**THE EXERCISE:** Return each line of the listing that contains the string "JSON".

--- START OF ENTRIES SHOWN ---

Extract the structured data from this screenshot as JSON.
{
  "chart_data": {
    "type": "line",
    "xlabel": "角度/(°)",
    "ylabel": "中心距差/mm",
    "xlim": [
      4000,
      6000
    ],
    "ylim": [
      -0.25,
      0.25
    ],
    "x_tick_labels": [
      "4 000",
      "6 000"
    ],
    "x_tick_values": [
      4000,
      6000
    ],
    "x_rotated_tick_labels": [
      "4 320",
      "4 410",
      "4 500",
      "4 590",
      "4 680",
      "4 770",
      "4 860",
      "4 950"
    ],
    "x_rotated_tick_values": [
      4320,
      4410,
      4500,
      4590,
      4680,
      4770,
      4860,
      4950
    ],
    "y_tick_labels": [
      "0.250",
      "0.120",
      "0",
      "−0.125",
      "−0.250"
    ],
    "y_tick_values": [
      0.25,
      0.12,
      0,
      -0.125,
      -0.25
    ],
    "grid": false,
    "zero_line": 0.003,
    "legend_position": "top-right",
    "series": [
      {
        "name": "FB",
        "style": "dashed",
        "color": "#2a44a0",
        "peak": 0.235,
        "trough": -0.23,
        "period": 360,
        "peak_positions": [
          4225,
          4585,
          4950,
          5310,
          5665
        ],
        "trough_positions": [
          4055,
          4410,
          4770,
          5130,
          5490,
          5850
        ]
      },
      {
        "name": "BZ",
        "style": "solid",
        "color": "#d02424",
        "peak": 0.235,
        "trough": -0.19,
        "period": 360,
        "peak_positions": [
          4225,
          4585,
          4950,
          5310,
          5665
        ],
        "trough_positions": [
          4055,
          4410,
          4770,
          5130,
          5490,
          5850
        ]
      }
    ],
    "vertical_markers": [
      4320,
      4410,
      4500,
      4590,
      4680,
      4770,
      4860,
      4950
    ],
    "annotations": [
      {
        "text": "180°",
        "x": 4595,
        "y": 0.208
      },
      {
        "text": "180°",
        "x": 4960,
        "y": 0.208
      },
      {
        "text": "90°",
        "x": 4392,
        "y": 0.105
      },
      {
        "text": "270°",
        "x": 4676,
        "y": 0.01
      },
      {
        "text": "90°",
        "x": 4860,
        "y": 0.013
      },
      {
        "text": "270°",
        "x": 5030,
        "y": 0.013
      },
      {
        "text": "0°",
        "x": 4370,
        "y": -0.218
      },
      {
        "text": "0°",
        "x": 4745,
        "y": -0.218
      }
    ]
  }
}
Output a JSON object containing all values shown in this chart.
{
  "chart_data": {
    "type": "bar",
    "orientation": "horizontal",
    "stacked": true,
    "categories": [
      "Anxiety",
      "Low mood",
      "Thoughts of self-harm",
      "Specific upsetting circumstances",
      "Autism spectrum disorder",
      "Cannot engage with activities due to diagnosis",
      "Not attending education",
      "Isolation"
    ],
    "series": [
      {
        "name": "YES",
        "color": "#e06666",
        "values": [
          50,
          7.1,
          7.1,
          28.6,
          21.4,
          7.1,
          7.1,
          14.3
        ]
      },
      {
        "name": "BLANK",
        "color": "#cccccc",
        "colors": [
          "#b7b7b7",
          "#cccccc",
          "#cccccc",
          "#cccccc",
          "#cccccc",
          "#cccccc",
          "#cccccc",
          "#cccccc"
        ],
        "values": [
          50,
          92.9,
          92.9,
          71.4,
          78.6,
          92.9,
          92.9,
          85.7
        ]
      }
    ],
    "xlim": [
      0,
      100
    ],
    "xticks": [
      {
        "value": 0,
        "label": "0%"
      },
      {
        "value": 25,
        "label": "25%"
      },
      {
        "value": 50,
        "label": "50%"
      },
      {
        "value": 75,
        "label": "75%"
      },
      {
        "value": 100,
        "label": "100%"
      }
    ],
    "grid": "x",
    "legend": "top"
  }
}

--- END OF ENTRIES SHOWN ---
--- START OF ENTRIES SHOWN ---

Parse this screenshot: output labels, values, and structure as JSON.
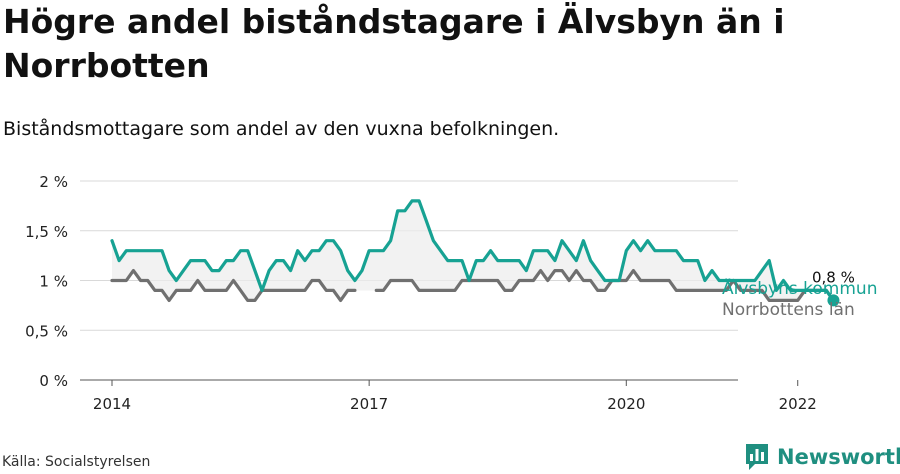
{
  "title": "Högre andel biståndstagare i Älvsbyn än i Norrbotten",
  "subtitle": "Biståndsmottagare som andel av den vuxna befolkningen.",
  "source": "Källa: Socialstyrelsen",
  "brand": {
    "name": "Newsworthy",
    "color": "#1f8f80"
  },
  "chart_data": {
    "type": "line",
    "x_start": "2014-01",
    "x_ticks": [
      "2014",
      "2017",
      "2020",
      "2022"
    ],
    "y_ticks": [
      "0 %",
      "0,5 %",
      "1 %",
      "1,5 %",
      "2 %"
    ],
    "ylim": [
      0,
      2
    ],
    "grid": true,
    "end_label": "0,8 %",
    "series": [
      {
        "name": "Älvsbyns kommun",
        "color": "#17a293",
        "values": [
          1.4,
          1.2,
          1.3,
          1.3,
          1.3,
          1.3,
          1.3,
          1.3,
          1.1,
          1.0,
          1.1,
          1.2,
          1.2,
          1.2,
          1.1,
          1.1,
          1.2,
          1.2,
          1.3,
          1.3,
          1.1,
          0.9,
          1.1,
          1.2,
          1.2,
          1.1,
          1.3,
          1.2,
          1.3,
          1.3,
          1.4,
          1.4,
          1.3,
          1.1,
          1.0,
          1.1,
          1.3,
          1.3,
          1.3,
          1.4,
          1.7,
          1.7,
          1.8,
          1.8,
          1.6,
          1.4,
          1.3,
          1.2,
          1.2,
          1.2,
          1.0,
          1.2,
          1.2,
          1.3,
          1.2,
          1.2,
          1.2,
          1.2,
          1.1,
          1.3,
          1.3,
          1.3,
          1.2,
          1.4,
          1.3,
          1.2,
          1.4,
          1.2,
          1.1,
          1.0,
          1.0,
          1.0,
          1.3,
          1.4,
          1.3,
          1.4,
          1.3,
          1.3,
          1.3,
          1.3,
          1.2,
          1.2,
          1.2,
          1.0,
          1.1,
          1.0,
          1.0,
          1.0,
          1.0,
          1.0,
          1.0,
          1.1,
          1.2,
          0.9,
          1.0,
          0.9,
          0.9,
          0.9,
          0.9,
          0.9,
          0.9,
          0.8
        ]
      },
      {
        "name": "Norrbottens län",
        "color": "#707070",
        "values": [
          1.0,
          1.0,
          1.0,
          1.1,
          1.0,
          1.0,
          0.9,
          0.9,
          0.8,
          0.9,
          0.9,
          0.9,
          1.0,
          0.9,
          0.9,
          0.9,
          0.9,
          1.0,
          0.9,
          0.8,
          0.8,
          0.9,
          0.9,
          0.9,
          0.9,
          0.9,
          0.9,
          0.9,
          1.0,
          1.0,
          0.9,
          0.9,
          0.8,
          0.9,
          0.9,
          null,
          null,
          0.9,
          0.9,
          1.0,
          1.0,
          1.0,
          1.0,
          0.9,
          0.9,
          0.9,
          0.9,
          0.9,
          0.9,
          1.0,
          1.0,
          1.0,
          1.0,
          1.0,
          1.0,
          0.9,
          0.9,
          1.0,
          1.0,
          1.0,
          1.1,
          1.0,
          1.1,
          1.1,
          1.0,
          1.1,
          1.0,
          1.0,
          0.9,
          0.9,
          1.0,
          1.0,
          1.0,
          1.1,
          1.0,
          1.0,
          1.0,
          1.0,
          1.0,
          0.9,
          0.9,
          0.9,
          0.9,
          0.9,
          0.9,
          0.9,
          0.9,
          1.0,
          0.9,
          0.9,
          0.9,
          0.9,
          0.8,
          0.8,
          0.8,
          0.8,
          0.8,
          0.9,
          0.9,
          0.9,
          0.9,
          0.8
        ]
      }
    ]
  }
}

--- END OF ENTRIES SHOWN ---

**RESULT:**
Extract the structured data from this screenshot as JSON.
Output a JSON object containing all values shown in this chart.
Parse this screenshot: output labels, values, and structure as JSON.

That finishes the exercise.